Task instructions: Repeat the listing word for word. No pictures belong in the copy.
══ Data extract ══
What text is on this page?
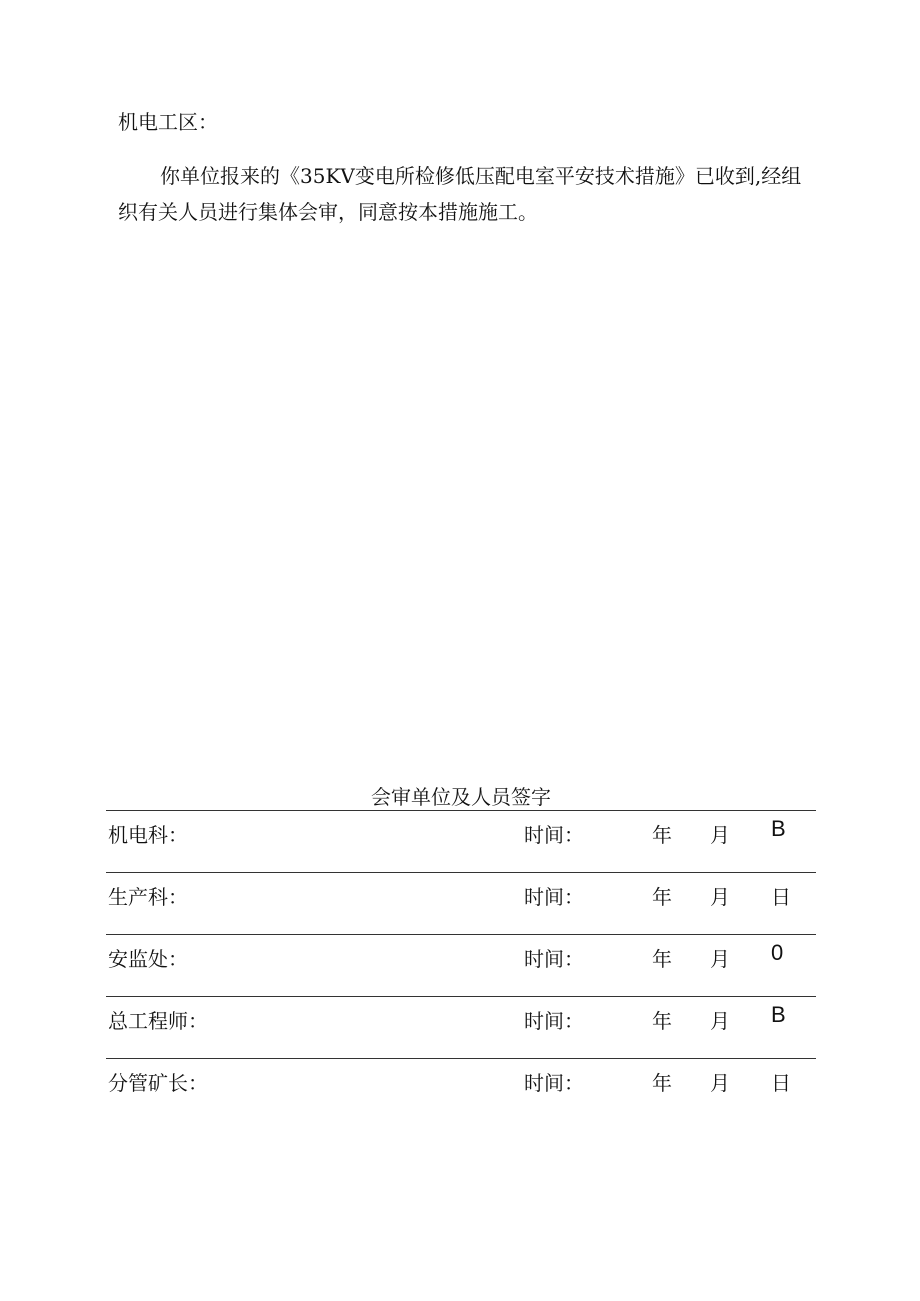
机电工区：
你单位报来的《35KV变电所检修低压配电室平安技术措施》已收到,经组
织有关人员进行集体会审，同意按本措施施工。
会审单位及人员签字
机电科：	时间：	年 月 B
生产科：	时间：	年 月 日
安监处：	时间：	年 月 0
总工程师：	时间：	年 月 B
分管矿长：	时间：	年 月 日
═══
Correct output:
What text is on this page?
机电工区：
你单位报来的《35KV变电所检修低压配电室平安技术措施》已收到,经组
织有关人员进行集体会审，同意按本措施施工。
会审单位及人员签字
机电科：	时间：	年 月 B
生产科：	时间：	年 月 日
安监处：	时间：	年 月 0
总工程师：	时间：	年 月 B
分管矿长：	时间：	年 月 日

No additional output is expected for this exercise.